Reproduce the complete listing without any deviation.

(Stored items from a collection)
= = = =

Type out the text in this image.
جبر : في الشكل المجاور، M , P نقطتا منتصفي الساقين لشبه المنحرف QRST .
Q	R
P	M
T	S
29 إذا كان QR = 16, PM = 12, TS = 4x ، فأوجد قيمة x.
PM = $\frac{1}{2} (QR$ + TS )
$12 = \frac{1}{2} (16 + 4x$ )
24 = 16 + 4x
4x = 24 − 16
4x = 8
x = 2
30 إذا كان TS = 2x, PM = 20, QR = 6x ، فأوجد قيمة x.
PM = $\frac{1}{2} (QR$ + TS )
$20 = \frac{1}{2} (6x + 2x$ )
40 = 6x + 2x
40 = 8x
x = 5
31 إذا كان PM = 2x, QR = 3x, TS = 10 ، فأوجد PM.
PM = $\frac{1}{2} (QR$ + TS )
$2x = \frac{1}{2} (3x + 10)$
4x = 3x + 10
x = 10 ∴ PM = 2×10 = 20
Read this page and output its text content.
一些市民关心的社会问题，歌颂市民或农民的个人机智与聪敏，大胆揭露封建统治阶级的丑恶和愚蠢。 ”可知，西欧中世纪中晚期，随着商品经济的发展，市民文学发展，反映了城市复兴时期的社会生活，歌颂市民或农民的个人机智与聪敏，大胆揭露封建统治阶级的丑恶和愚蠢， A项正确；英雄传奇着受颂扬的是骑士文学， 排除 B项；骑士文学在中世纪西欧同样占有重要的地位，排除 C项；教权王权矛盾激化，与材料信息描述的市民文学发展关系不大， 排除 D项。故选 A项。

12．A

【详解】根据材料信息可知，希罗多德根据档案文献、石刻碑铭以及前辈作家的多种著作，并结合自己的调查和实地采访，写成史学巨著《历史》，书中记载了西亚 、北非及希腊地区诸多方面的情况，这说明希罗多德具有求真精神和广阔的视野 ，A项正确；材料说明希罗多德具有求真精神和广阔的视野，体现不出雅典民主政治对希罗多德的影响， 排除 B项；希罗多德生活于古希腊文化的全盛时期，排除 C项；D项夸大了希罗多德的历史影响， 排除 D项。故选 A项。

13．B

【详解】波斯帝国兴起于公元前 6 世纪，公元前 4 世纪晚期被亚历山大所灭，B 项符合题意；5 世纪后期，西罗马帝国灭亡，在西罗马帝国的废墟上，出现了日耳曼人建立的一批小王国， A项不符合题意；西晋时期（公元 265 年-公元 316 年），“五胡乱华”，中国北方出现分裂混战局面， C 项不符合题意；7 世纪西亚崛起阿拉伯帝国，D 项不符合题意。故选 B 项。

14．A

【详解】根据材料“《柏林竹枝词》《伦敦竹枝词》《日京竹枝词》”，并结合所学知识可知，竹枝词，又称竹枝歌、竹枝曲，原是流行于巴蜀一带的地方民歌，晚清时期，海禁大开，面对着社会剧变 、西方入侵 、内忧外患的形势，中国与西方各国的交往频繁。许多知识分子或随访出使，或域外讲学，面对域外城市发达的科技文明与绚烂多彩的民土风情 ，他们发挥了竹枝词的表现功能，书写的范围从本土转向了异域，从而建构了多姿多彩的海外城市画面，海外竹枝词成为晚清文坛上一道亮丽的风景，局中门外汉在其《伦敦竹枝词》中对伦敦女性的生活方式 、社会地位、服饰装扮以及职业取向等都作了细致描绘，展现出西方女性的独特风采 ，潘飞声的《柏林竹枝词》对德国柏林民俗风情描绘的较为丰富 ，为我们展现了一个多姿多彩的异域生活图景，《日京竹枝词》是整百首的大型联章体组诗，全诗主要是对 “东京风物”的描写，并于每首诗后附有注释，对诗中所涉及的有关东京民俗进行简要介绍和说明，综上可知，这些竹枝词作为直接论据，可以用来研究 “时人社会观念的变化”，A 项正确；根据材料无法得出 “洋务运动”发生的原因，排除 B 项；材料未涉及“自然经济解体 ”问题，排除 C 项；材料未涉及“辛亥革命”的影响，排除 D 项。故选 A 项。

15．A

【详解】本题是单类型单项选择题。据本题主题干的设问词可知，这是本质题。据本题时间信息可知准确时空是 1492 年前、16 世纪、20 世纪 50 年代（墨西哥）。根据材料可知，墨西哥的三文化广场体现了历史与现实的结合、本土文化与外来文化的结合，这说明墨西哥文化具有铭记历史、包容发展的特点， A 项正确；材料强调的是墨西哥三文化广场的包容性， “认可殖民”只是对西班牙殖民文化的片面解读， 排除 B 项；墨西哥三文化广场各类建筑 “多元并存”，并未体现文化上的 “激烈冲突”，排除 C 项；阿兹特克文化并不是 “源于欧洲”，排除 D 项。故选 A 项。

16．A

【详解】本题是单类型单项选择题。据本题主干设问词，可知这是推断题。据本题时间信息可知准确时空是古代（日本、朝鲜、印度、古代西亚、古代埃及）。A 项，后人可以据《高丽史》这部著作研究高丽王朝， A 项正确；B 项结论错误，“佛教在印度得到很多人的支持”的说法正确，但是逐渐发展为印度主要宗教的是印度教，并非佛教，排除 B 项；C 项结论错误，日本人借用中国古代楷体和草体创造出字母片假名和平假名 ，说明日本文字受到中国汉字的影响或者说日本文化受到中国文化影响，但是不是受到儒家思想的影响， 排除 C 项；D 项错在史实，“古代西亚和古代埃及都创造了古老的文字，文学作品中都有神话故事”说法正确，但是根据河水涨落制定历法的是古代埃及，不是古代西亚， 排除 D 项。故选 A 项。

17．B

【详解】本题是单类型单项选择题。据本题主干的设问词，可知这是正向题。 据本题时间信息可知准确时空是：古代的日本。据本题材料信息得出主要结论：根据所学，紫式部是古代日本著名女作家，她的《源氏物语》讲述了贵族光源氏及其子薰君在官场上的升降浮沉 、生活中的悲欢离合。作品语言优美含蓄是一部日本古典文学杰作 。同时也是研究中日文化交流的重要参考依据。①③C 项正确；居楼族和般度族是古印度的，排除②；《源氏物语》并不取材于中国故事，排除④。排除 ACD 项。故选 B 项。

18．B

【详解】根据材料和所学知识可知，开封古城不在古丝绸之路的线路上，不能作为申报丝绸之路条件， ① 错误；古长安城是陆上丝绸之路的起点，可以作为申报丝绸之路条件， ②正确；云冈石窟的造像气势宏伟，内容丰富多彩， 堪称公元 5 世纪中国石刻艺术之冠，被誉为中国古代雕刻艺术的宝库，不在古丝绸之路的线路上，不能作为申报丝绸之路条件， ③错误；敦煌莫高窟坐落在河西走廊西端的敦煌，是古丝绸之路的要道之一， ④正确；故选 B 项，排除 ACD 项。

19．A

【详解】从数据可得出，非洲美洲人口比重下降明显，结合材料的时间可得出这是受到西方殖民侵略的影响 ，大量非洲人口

= = = =

▶ Written answer
Type out the text in this image.
جبر : في الشكل المجاور، M , P نقطتا منتصفي الساقين لشبه المنحرف QRST .
Q	R
P	M
T	S
29 إذا كان QR = 16, PM = 12, TS = 4x ، فأوجد قيمة x.
PM = $\frac{1}{2} (QR$ + TS )
$12 = \frac{1}{2} (16 + 4x$ )
24 = 16 + 4x
4x = 24 − 16
4x = 8
x = 2
30 إذا كان TS = 2x, PM = 20, QR = 6x ، فأوجد قيمة x.
PM = $\frac{1}{2} (QR$ + TS )
$20 = \frac{1}{2} (6x + 2x$ )
40 = 6x + 2x
40 = 8x
x = 5
31 إذا كان PM = 2x, QR = 3x, TS = 10 ، فأوجد PM.
PM = $\frac{1}{2} (QR$ + TS )
$2x = \frac{1}{2} (3x + 10)$
4x = 3x + 10
x = 10 ∴ PM = 2×10 = 20
Read this page and output its text content.
一些市民关心的社会问题，歌颂市民或农民的个人机智与聪敏，大胆揭露封建统治阶级的丑恶和愚蠢。 ”可知，西欧中世纪中晚期，随着商品经济的发展，市民文学发展，反映了城市复兴时期的社会生活，歌颂市民或农民的个人机智与聪敏，大胆揭露封建统治阶级的丑恶和愚蠢， A项正确；英雄传奇着受颂扬的是骑士文学， 排除 B项；骑士文学在中世纪西欧同样占有重要的地位，排除 C项；教权王权矛盾激化，与材料信息描述的市民文学发展关系不大， 排除 D项。故选 A项。

12．A

【详解】根据材料信息可知，希罗多德根据档案文献、石刻碑铭以及前辈作家的多种著作，并结合自己的调查和实地采访，写成史学巨著《历史》，书中记载了西亚 、北非及希腊地区诸多方面的情况，这说明希罗多德具有求真精神和广阔的视野 ，A项正确；材料说明希罗多德具有求真精神和广阔的视野，体现不出雅典民主政治对希罗多德的影响， 排除 B项；希罗多德生活于古希腊文化的全盛时期，排除 C项；D项夸大了希罗多德的历史影响， 排除 D项。故选 A项。

13．B

【详解】波斯帝国兴起于公元前 6 世纪，公元前 4 世纪晚期被亚历山大所灭，B 项符合题意；5 世纪后期，西罗马帝国灭亡，在西罗马帝国的废墟上，出现了日耳曼人建立的一批小王国， A项不符合题意；西晋时期（公元 265 年-公元 316 年），“五胡乱华”，中国北方出现分裂混战局面， C 项不符合题意；7 世纪西亚崛起阿拉伯帝国，D 项不符合题意。故选 B 项。

14．A

【详解】根据材料“《柏林竹枝词》《伦敦竹枝词》《日京竹枝词》”，并结合所学知识可知，竹枝词，又称竹枝歌、竹枝曲，原是流行于巴蜀一带的地方民歌，晚清时期，海禁大开，面对着社会剧变 、西方入侵 、内忧外患的形势，中国与西方各国的交往频繁。许多知识分子或随访出使，或域外讲学，面对域外城市发达的科技文明与绚烂多彩的民土风情 ，他们发挥了竹枝词的表现功能，书写的范围从本土转向了异域，从而建构了多姿多彩的海外城市画面，海外竹枝词成为晚清文坛上一道亮丽的风景，局中门外汉在其《伦敦竹枝词》中对伦敦女性的生活方式 、社会地位、服饰装扮以及职业取向等都作了细致描绘，展现出西方女性的独特风采 ，潘飞声的《柏林竹枝词》对德国柏林民俗风情描绘的较为丰富 ，为我们展现了一个多姿多彩的异域生活图景，《日京竹枝词》是整百首的大型联章体组诗，全诗主要是对 “东京风物”的描写，并于每首诗后附有注释，对诗中所涉及的有关东京民俗进行简要介绍和说明，综上可知，这些竹枝词作为直接论据，可以用来研究 “时人社会观念的变化”，A 项正确；根据材料无法得出 “洋务运动”发生的原因，排除 B 项；材料未涉及“自然经济解体 ”问题，排除 C 项；材料未涉及“辛亥革命”的影响，排除 D 项。故选 A 项。

15．A

【详解】本题是单类型单项选择题。据本题主题干的设问词可知，这是本质题。据本题时间信息可知准确时空是 1492 年前、16 世纪、20 世纪 50 年代（墨西哥）。根据材料可知，墨西哥的三文化广场体现了历史与现实的结合、本土文化与外来文化的结合，这说明墨西哥文化具有铭记历史、包容发展的特点， A 项正确；材料强调的是墨西哥三文化广场的包容性， “认可殖民”只是对西班牙殖民文化的片面解读， 排除 B 项；墨西哥三文化广场各类建筑 “多元并存”，并未体现文化上的 “激烈冲突”，排除 C 项；阿兹特克文化并不是 “源于欧洲”，排除 D 项。故选 A 项。

16．A

【详解】本题是单类型单项选择题。据本题主干设问词，可知这是推断题。据本题时间信息可知准确时空是古代（日本、朝鲜、印度、古代西亚、古代埃及）。A 项，后人可以据《高丽史》这部著作研究高丽王朝， A 项正确；B 项结论错误，“佛教在印度得到很多人的支持”的说法正确，但是逐渐发展为印度主要宗教的是印度教，并非佛教，排除 B 项；C 项结论错误，日本人借用中国古代楷体和草体创造出字母片假名和平假名 ，说明日本文字受到中国汉字的影响或者说日本文化受到中国文化影响，但是不是受到儒家思想的影响， 排除 C 项；D 项错在史实，“古代西亚和古代埃及都创造了古老的文字，文学作品中都有神话故事”说法正确，但是根据河水涨落制定历法的是古代埃及，不是古代西亚， 排除 D 项。故选 A 项。

17．B

【详解】本题是单类型单项选择题。据本题主干的设问词，可知这是正向题。 据本题时间信息可知准确时空是：古代的日本。据本题材料信息得出主要结论：根据所学，紫式部是古代日本著名女作家，她的《源氏物语》讲述了贵族光源氏及其子薰君在官场上的升降浮沉 、生活中的悲欢离合。作品语言优美含蓄是一部日本古典文学杰作 。同时也是研究中日文化交流的重要参考依据。①③C 项正确；居楼族和般度族是古印度的，排除②；《源氏物语》并不取材于中国故事，排除④。排除 ACD 项。故选 B 项。

18．B

【详解】根据材料和所学知识可知，开封古城不在古丝绸之路的线路上，不能作为申报丝绸之路条件， ① 错误；古长安城是陆上丝绸之路的起点，可以作为申报丝绸之路条件， ②正确；云冈石窟的造像气势宏伟，内容丰富多彩， 堪称公元 5 世纪中国石刻艺术之冠，被誉为中国古代雕刻艺术的宝库，不在古丝绸之路的线路上，不能作为申报丝绸之路条件， ③错误；敦煌莫高窟坐落在河西走廊西端的敦煌，是古丝绸之路的要道之一， ④正确；故选 B 项，排除 ACD 项。

19．A

【详解】从数据可得出，非洲美洲人口比重下降明显，结合材料的时间可得出这是受到西方殖民侵略的影响 ，大量非洲人口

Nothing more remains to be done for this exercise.